# What is asked:
Return the lines below word for word, leaving out the pictures.

# Layout region records:
::::::

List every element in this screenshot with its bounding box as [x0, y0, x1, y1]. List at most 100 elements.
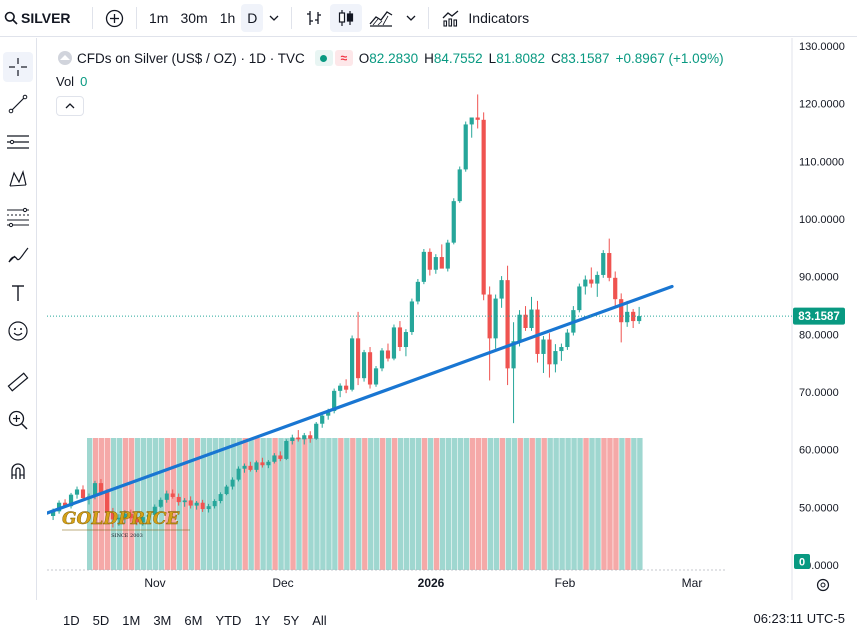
candle	[595, 271, 600, 297]
candle	[320, 413, 325, 428]
volume-bar	[607, 438, 613, 570]
area-chart-icon	[368, 8, 394, 28]
candle	[385, 343, 391, 362]
volume-label[interactable]: Vol	[56, 74, 75, 89]
candle-body	[182, 500, 187, 503]
candle-body	[475, 117, 480, 120]
candle-body	[373, 368, 379, 385]
price-tick-label: 60.0000	[799, 445, 839, 457]
volume-bar	[87, 438, 93, 570]
range-1d[interactable]: 1D	[63, 612, 80, 628]
volume-bar	[403, 438, 410, 570]
ruler-tool[interactable]	[3, 367, 33, 397]
range-5y[interactable]: 5Y	[283, 612, 300, 628]
range-ytd[interactable]: YTD	[215, 612, 242, 628]
range-1y[interactable]: 1Y	[254, 612, 271, 628]
interval-1m[interactable]: 1m	[149, 10, 169, 26]
delayed-data-icon[interactable]: ≈	[334, 50, 353, 66]
range-6m[interactable]: 6M	[184, 612, 203, 628]
settings-button[interactable]	[816, 578, 830, 592]
volume-bar	[206, 438, 212, 570]
chart-pane[interactable]: GOLDPRICE SINCE 2003 130.0000 120.0000 110…	[47, 38, 857, 600]
text-tool[interactable]	[3, 278, 33, 308]
clock-timezone[interactable]: 06:23:11 UTC-5	[753, 611, 845, 626]
indicators-button[interactable]: Indicators	[435, 4, 535, 32]
candle	[146, 511, 151, 521]
zoom-tool[interactable]	[3, 405, 33, 435]
price-tick-label: 110.0000	[799, 156, 844, 168]
candle-body	[535, 309, 540, 354]
brush-tool[interactable]	[3, 240, 33, 270]
candle	[344, 379, 349, 394]
price-badge-value: 83.1587	[798, 311, 840, 323]
candle-body	[326, 411, 331, 416]
candle-body	[68, 494, 74, 507]
high-value: 84.7552	[433, 50, 483, 66]
volume-bar	[601, 438, 607, 570]
interval-30m[interactable]: 30m	[180, 10, 208, 26]
legend-title[interactable]: CFDs on Silver (US$ / OZ) · 1D · TVC	[77, 50, 305, 66]
market-status-open[interactable]	[314, 50, 333, 66]
interval-1h[interactable]: 1h	[219, 10, 236, 26]
volume-bar	[356, 438, 362, 570]
candle	[427, 248, 432, 276]
volume-bar	[224, 438, 230, 570]
bar-chart-type-button[interactable]	[298, 4, 330, 32]
candle	[511, 322, 516, 424]
candle-body	[457, 169, 462, 202]
candles-chart-type-button[interactable]	[330, 4, 363, 32]
crosshair-tool[interactable]	[3, 52, 33, 82]
candle-body	[218, 494, 223, 501]
volume-bar	[427, 438, 434, 570]
chart-type-dropdown[interactable]	[400, 4, 422, 32]
compare-button[interactable]	[99, 4, 130, 32]
candle-body	[589, 279, 594, 284]
time-axis[interactable]: Nov Dec 2026 Feb Mar	[144, 576, 702, 590]
candle	[607, 238, 612, 282]
volume-bar	[409, 438, 416, 570]
volume-bar	[517, 438, 523, 570]
candle-body	[367, 352, 373, 385]
range-all[interactable]: All	[312, 612, 327, 628]
pattern-tool[interactable]	[3, 164, 33, 194]
gear-icon-center	[820, 582, 826, 588]
trendline-tool[interactable]	[3, 89, 33, 119]
fib-tool[interactable]	[3, 202, 33, 232]
range-3m[interactable]: 3M	[153, 612, 172, 628]
candle-body	[122, 513, 127, 518]
collapse-legend-button[interactable]	[56, 96, 84, 116]
divider	[92, 7, 93, 29]
time-tick-label: Feb	[555, 576, 576, 590]
candle-body	[397, 327, 403, 348]
magnet-tool[interactable]	[3, 456, 33, 486]
trendline[interactable]	[47, 284, 674, 515]
magnet-icon	[7, 460, 29, 482]
candle-body	[272, 455, 277, 462]
candle-body	[116, 517, 121, 520]
area-chart-type-button[interactable]	[362, 4, 400, 32]
emoji-tool[interactable]	[3, 316, 33, 346]
candle-body	[308, 435, 313, 439]
price-axis[interactable]: 130.0000 120.0000 110.0000 100.0000 90.0000 8…	[799, 41, 845, 572]
range-5d[interactable]: 5D	[92, 612, 110, 628]
candle	[565, 329, 570, 350]
symbol-search[interactable]: SILVER	[0, 0, 86, 37]
candle-body	[415, 281, 420, 302]
price-chart[interactable]: GOLDPRICE SINCE 2003 130.0000 120.0000 110…	[47, 38, 857, 600]
candle	[613, 271, 618, 307]
candle-body	[260, 462, 265, 466]
volume-bar	[230, 438, 236, 570]
candle-body	[403, 332, 409, 348]
volume-bar	[380, 438, 386, 570]
ohlc-bars-icon	[304, 8, 324, 28]
candle-body	[212, 500, 217, 507]
candle	[481, 112, 486, 301]
interval-dropdown[interactable]	[263, 4, 285, 32]
candle	[128, 509, 133, 522]
range-1m[interactable]: 1M	[122, 612, 141, 628]
volume-bar	[511, 438, 517, 570]
horizontal-lines-tool[interactable]	[3, 127, 33, 157]
volume-bar	[350, 438, 356, 570]
interval-d[interactable]: D	[241, 4, 264, 32]
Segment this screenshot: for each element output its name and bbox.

::::::

# The answer:
List every element in this screenshot with its bounding box as [x0, y0, x1, y1]. List at most 100 elements.
candle	[595, 271, 600, 297]
candle	[320, 413, 325, 428]
volume-bar	[607, 438, 613, 570]
area-chart-icon	[368, 8, 394, 28]
candle	[385, 343, 391, 362]
volume-label[interactable]: Vol	[56, 74, 75, 89]
candle-body	[182, 500, 187, 503]
candle-body	[475, 117, 480, 120]
candle-body	[373, 368, 379, 385]
price-tick-label: 60.0000	[799, 445, 839, 457]
volume-bar	[87, 438, 93, 570]
range-1d[interactable]: 1D	[63, 612, 80, 628]
volume-bar	[403, 438, 410, 570]
ruler-tool[interactable]	[3, 367, 33, 397]
range-5y[interactable]: 5Y	[283, 612, 300, 628]
range-ytd[interactable]: YTD	[215, 612, 242, 628]
range-1y[interactable]: 1Y	[254, 612, 271, 628]
interval-1m[interactable]: 1m	[149, 10, 169, 26]
delayed-data-icon[interactable]: ≈	[334, 50, 353, 66]
range-6m[interactable]: 6M	[184, 612, 203, 628]
settings-button[interactable]	[816, 578, 830, 592]
volume-bar	[206, 438, 212, 570]
chart-pane[interactable]: GOLDPRICE SINCE 2003 130.0000 120.0000 110…	[47, 38, 857, 600]
text-tool[interactable]	[3, 278, 33, 308]
clock-timezone[interactable]: 06:23:11 UTC-5	[753, 611, 845, 626]
indicators-button[interactable]: Indicators	[435, 4, 535, 32]
candle	[146, 511, 151, 521]
zoom-tool[interactable]	[3, 405, 33, 435]
price-tick-label: 110.0000	[799, 156, 844, 168]
candle-body	[535, 309, 540, 354]
brush-tool[interactable]	[3, 240, 33, 270]
candle	[344, 379, 349, 394]
price-badge-value: 83.1587	[798, 311, 840, 323]
candle-body	[326, 411, 331, 416]
candle-body	[68, 494, 74, 507]
high-value: 84.7552	[433, 50, 483, 66]
volume-bar	[601, 438, 607, 570]
interval-30m[interactable]: 30m	[180, 10, 208, 26]
legend-title[interactable]: CFDs on Silver (US$ / OZ) · 1D · TVC	[77, 50, 305, 66]
market-status-open[interactable]	[314, 50, 333, 66]
interval-1h[interactable]: 1h	[219, 10, 236, 26]
volume-bar	[356, 438, 362, 570]
candle	[427, 248, 432, 276]
volume-bar	[224, 438, 230, 570]
bar-chart-type-button[interactable]	[298, 4, 330, 32]
candle	[511, 322, 516, 424]
candle-body	[457, 169, 462, 202]
candles-chart-type-button[interactable]	[330, 4, 363, 32]
crosshair-tool[interactable]	[3, 52, 33, 82]
candle-body	[218, 494, 223, 501]
volume-bar	[427, 438, 434, 570]
chart-type-dropdown[interactable]	[400, 4, 422, 32]
compare-button[interactable]	[99, 4, 130, 32]
candle-body	[589, 279, 594, 284]
time-axis[interactable]: Nov Dec 2026 Feb Mar	[144, 576, 702, 590]
candle	[607, 238, 612, 282]
volume-bar	[409, 438, 416, 570]
volume-bar	[517, 438, 523, 570]
candle-body	[367, 352, 373, 385]
range-all[interactable]: All	[312, 612, 327, 628]
pattern-tool[interactable]	[3, 164, 33, 194]
gear-icon-center	[820, 582, 826, 588]
trendline-tool[interactable]	[3, 89, 33, 119]
fib-tool[interactable]	[3, 202, 33, 232]
range-3m[interactable]: 3M	[153, 612, 172, 628]
candle-body	[122, 513, 127, 518]
collapse-legend-button[interactable]	[56, 96, 84, 116]
divider	[92, 7, 93, 29]
time-tick-label: Feb	[555, 576, 576, 590]
candle-body	[397, 327, 403, 348]
magnet-tool[interactable]	[3, 456, 33, 486]
trendline[interactable]	[47, 284, 674, 515]
magnet-icon	[7, 460, 29, 482]
candle-body	[272, 455, 277, 462]
candle-body	[116, 517, 121, 520]
area-chart-type-button[interactable]	[362, 4, 400, 32]
emoji-tool[interactable]	[3, 316, 33, 346]
candle-body	[308, 435, 313, 439]
price-axis[interactable]: 130.0000 120.0000 110.0000 100.0000 90.0000 8…	[799, 41, 845, 572]
range-5d[interactable]: 5D	[92, 612, 110, 628]
candle	[565, 329, 570, 350]
symbol-search[interactable]: SILVER	[0, 0, 86, 37]
candle-body	[415, 281, 420, 302]
price-chart[interactable]: GOLDPRICE SINCE 2003 130.0000 120.0000 110…	[47, 38, 857, 600]
candle	[613, 271, 618, 307]
candle-body	[260, 462, 265, 466]
volume-bar	[230, 438, 236, 570]
candle-body	[403, 332, 409, 348]
volume-bar	[380, 438, 386, 570]
ohlc-bars-icon	[304, 8, 324, 28]
candle-body	[212, 500, 217, 507]
candle	[481, 112, 486, 301]
interval-dropdown[interactable]	[263, 4, 285, 32]
candle	[128, 509, 133, 522]
range-1m[interactable]: 1M	[122, 612, 141, 628]
volume-bar	[511, 438, 517, 570]
horizontal-lines-tool[interactable]	[3, 127, 33, 157]
volume-bar	[350, 438, 356, 570]
interval-d[interactable]: D	[241, 4, 264, 32]
Segment this screenshot: for each element output its name and bbox.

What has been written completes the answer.